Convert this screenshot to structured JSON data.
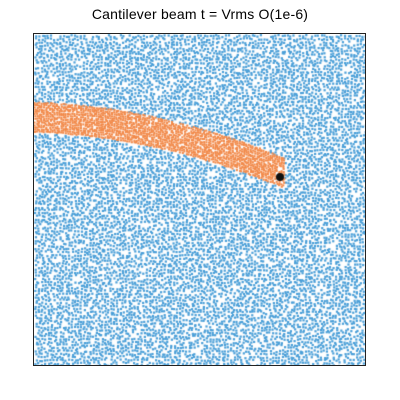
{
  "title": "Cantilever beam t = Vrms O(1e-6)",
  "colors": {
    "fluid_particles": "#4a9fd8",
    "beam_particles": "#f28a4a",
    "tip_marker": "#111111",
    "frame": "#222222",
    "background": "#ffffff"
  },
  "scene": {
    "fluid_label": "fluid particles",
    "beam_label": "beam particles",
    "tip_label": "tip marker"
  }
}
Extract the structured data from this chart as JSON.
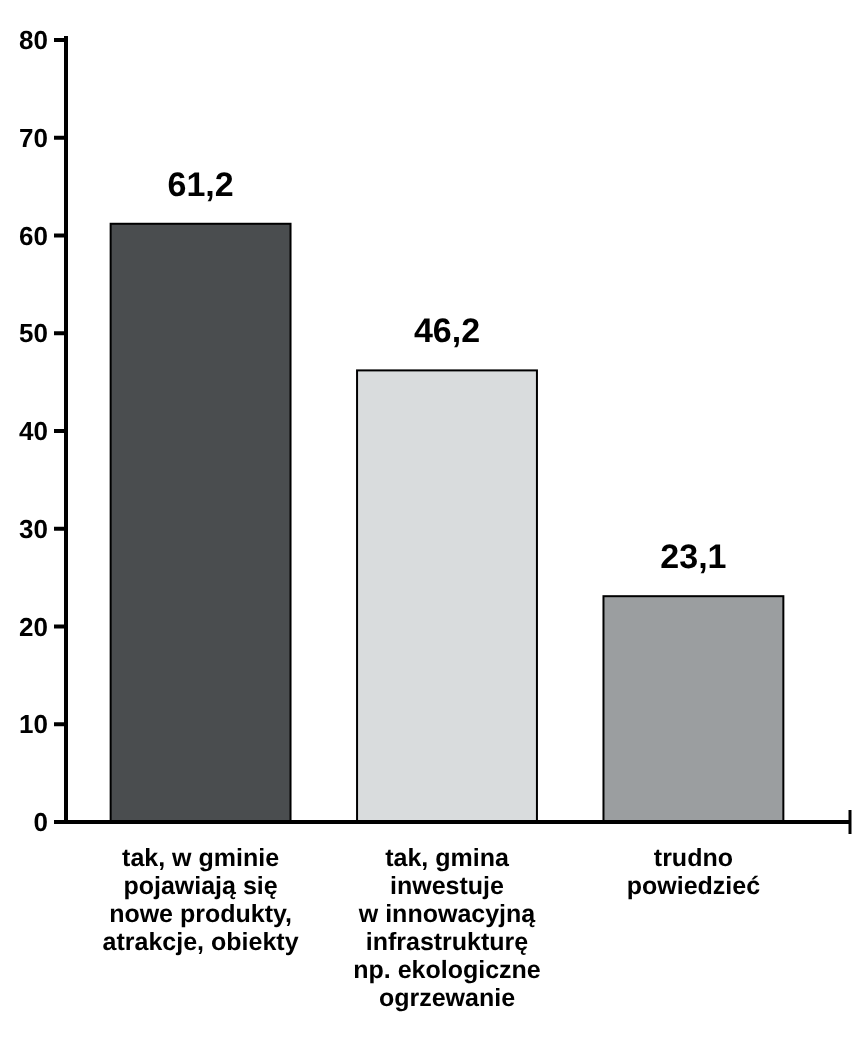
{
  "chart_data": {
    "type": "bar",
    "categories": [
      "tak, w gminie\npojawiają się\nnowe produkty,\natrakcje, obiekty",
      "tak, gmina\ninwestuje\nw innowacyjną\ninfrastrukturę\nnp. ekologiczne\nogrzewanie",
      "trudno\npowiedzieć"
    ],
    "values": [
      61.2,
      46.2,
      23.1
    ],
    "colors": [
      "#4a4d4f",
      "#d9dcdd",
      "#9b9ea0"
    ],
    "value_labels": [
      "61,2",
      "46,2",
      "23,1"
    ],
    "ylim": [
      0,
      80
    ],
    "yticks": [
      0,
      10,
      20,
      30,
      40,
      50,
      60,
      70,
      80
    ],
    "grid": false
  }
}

◇ ◇ ◇

### What you have to do
All of the material above should be reproduced exactly, except the pictures.

### Exercise output
Convert this screenshot to structured JSON data.
{
  "title": "Cantilever beam t = Vrms O(1e-6)",
  "colors": {
    "fluid_particles": "#4a9fd8",
    "beam_particles": "#f28a4a",
    "tip_marker": "#111111",
    "frame": "#222222",
    "background": "#ffffff"
  },
  "scene": {
    "fluid_label": "fluid particles",
    "beam_label": "beam particles",
    "tip_label": "tip marker"
  }
}
Extract the structured data from this chart as JSON.
{
  "chart_data": {
    "type": "bar",
    "categories": [
      "tak, w gminie\npojawiają się\nnowe produkty,\natrakcje, obiekty",
      "tak, gmina\ninwestuje\nw innowacyjną\ninfrastrukturę\nnp. ekologiczne\nogrzewanie",
      "trudno\npowiedzieć"
    ],
    "values": [
      61.2,
      46.2,
      23.1
    ],
    "colors": [
      "#4a4d4f",
      "#d9dcdd",
      "#9b9ea0"
    ],
    "value_labels": [
      "61,2",
      "46,2",
      "23,1"
    ],
    "ylim": [
      0,
      80
    ],
    "yticks": [
      0,
      10,
      20,
      30,
      40,
      50,
      60,
      70,
      80
    ],
    "grid": false
  }
}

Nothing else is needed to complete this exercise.